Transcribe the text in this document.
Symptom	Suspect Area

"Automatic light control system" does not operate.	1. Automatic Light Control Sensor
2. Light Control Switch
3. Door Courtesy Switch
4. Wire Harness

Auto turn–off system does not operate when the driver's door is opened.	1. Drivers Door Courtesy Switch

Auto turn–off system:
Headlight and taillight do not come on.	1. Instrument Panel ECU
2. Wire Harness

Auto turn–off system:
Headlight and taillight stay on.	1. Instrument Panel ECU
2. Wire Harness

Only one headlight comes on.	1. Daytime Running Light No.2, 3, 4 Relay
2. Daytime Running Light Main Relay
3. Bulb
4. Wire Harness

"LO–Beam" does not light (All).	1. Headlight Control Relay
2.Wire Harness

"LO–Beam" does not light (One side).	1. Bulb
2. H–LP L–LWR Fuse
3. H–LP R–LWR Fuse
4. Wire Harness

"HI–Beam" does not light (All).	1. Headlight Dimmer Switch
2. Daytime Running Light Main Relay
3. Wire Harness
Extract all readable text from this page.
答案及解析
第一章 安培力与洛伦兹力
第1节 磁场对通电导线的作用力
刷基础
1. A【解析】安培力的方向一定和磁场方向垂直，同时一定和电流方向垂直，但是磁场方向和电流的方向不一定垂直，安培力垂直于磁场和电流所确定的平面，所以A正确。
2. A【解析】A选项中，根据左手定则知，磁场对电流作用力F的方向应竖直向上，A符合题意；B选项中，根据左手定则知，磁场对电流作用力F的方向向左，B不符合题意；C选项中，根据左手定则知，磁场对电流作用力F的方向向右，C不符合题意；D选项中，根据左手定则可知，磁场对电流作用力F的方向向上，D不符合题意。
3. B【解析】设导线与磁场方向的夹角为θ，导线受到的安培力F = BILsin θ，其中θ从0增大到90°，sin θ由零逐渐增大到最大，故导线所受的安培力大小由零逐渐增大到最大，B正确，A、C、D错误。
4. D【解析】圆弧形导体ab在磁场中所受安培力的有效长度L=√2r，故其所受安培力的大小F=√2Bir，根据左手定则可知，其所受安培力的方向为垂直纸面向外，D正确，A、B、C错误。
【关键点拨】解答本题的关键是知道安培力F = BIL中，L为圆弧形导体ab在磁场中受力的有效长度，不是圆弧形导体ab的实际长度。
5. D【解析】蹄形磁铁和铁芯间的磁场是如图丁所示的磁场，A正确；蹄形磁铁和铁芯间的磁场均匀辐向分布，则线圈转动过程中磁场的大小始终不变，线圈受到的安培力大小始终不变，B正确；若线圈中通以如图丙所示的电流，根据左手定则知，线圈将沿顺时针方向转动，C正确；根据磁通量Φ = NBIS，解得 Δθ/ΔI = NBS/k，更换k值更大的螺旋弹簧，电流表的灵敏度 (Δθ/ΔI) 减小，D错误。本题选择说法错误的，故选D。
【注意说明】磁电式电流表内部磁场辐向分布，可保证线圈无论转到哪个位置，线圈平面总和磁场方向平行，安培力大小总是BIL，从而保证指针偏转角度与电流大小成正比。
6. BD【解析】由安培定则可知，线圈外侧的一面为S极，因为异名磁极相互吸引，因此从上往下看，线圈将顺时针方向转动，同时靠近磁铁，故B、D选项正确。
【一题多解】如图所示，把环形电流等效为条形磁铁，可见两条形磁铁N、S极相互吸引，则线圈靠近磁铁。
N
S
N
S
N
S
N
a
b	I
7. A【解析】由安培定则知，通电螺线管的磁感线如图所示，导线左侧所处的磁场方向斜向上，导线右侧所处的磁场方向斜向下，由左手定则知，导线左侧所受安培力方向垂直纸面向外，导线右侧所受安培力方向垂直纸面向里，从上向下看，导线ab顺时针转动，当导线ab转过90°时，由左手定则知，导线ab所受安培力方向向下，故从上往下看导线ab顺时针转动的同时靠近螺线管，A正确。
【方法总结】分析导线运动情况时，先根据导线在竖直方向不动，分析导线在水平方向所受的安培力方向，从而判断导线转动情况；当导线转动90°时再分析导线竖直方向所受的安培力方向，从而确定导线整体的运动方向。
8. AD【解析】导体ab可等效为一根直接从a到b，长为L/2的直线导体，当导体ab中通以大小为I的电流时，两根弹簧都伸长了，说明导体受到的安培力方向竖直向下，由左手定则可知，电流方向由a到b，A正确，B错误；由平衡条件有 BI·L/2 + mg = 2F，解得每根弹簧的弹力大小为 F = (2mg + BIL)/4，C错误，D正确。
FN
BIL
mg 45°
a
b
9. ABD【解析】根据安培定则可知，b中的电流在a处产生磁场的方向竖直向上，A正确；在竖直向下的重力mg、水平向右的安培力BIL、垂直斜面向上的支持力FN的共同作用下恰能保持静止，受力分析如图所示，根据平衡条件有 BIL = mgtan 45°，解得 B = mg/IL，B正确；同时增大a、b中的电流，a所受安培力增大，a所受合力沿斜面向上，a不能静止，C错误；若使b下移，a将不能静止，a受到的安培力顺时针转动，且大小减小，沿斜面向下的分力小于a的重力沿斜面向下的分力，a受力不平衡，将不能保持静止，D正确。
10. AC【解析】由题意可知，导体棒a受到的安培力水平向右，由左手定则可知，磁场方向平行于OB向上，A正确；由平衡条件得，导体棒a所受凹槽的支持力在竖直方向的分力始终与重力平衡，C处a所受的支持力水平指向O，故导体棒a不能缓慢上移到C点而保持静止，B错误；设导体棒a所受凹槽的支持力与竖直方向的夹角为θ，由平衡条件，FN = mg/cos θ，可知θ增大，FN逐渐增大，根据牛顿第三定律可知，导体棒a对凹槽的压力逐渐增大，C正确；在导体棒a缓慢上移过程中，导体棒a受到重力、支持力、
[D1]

● WHAT IS EXPECTED
Reproduce the data shown above exactly.

● THE OUTPUT
Transcribe the text in this document.
Symptom	Suspect Area

"Automatic light control system" does not operate.	1. Automatic Light Control Sensor
2. Light Control Switch
3. Door Courtesy Switch
4. Wire Harness

Auto turn–off system does not operate when the driver's door is opened.	1. Drivers Door Courtesy Switch

Auto turn–off system:
Headlight and taillight do not come on.	1. Instrument Panel ECU
2. Wire Harness

Auto turn–off system:
Headlight and taillight stay on.	1. Instrument Panel ECU
2. Wire Harness

Only one headlight comes on.	1. Daytime Running Light No.2, 3, 4 Relay
2. Daytime Running Light Main Relay
3. Bulb
4. Wire Harness

"LO–Beam" does not light (All).	1. Headlight Control Relay
2.Wire Harness

"LO–Beam" does not light (One side).	1. Bulb
2. H–LP L–LWR Fuse
3. H–LP R–LWR Fuse
4. Wire Harness

"HI–Beam" does not light (All).	1. Headlight Dimmer Switch
2. Daytime Running Light Main Relay
3. Wire Harness
Extract all readable text from this page.
答案及解析
第一章 安培力与洛伦兹力
第1节 磁场对通电导线的作用力
刷基础
1. A【解析】安培力的方向一定和磁场方向垂直，同时一定和电流方向垂直，但是磁场方向和电流的方向不一定垂直，安培力垂直于磁场和电流所确定的平面，所以A正确。
2. A【解析】A选项中，根据左手定则知，磁场对电流作用力F的方向应竖直向上，A符合题意；B选项中，根据左手定则知，磁场对电流作用力F的方向向左，B不符合题意；C选项中，根据左手定则知，磁场对电流作用力F的方向向右，C不符合题意；D选项中，根据左手定则可知，磁场对电流作用力F的方向向上，D不符合题意。
3. B【解析】设导线与磁场方向的夹角为θ，导线受到的安培力F = BILsin θ，其中θ从0增大到90°，sin θ由零逐渐增大到最大，故导线所受的安培力大小由零逐渐增大到最大，B正确，A、C、D错误。
4. D【解析】圆弧形导体ab在磁场中所受安培力的有效长度L=√2r，故其所受安培力的大小F=√2Bir，根据左手定则可知，其所受安培力的方向为垂直纸面向外，D正确，A、B、C错误。
【关键点拨】解答本题的关键是知道安培力F = BIL中，L为圆弧形导体ab在磁场中受力的有效长度，不是圆弧形导体ab的实际长度。
5. D【解析】蹄形磁铁和铁芯间的磁场是如图丁所示的磁场，A正确；蹄形磁铁和铁芯间的磁场均匀辐向分布，则线圈转动过程中磁场的大小始终不变，线圈受到的安培力大小始终不变，B正确；若线圈中通以如图丙所示的电流，根据左手定则知，线圈将沿顺时针方向转动，C正确；根据磁通量Φ = NBIS，解得 Δθ/ΔI = NBS/k，更换k值更大的螺旋弹簧，电流表的灵敏度 (Δθ/ΔI) 减小，D错误。本题选择说法错误的，故选D。
【注意说明】磁电式电流表内部磁场辐向分布，可保证线圈无论转到哪个位置，线圈平面总和磁场方向平行，安培力大小总是BIL，从而保证指针偏转角度与电流大小成正比。
6. BD【解析】由安培定则可知，线圈外侧的一面为S极，因为异名磁极相互吸引，因此从上往下看，线圈将顺时针方向转动，同时靠近磁铁，故B、D选项正确。
【一题多解】如图所示，把环形电流等效为条形磁铁，可见两条形磁铁N、S极相互吸引，则线圈靠近磁铁。
N
S
N
S
N
S
N
a
b	I
7. A【解析】由安培定则知，通电螺线管的磁感线如图所示，导线左侧所处的磁场方向斜向上，导线右侧所处的磁场方向斜向下，由左手定则知，导线左侧所受安培力方向垂直纸面向外，导线右侧所受安培力方向垂直纸面向里，从上向下看，导线ab顺时针转动，当导线ab转过90°时，由左手定则知，导线ab所受安培力方向向下，故从上往下看导线ab顺时针转动的同时靠近螺线管，A正确。
【方法总结】分析导线运动情况时，先根据导线在竖直方向不动，分析导线在水平方向所受的安培力方向，从而判断导线转动情况；当导线转动90°时再分析导线竖直方向所受的安培力方向，从而确定导线整体的运动方向。
8. AD【解析】导体ab可等效为一根直接从a到b，长为L/2的直线导体，当导体ab中通以大小为I的电流时，两根弹簧都伸长了，说明导体受到的安培力方向竖直向下，由左手定则可知，电流方向由a到b，A正确，B错误；由平衡条件有 BI·L/2 + mg = 2F，解得每根弹簧的弹力大小为 F = (2mg + BIL)/4，C错误，D正确。
FN
BIL
mg 45°
a
b
9. ABD【解析】根据安培定则可知，b中的电流在a处产生磁场的方向竖直向上，A正确；在竖直向下的重力mg、水平向右的安培力BIL、垂直斜面向上的支持力FN的共同作用下恰能保持静止，受力分析如图所示，根据平衡条件有 BIL = mgtan 45°，解得 B = mg/IL，B正确；同时增大a、b中的电流，a所受安培力增大，a所受合力沿斜面向上，a不能静止，C错误；若使b下移，a将不能静止，a受到的安培力顺时针转动，且大小减小，沿斜面向下的分力小于a的重力沿斜面向下的分力，a受力不平衡，将不能保持静止，D正确。
10. AC【解析】由题意可知，导体棒a受到的安培力水平向右，由左手定则可知，磁场方向平行于OB向上，A正确；由平衡条件得，导体棒a所受凹槽的支持力在竖直方向的分力始终与重力平衡，C处a所受的支持力水平指向O，故导体棒a不能缓慢上移到C点而保持静止，B错误；设导体棒a所受凹槽的支持力与竖直方向的夹角为θ，由平衡条件，FN = mg/cos θ，可知θ增大，FN逐渐增大，根据牛顿第三定律可知，导体棒a对凹槽的压力逐渐增大，C正确；在导体棒a缓慢上移过程中，导体棒a受到重力、支持力、
[D1]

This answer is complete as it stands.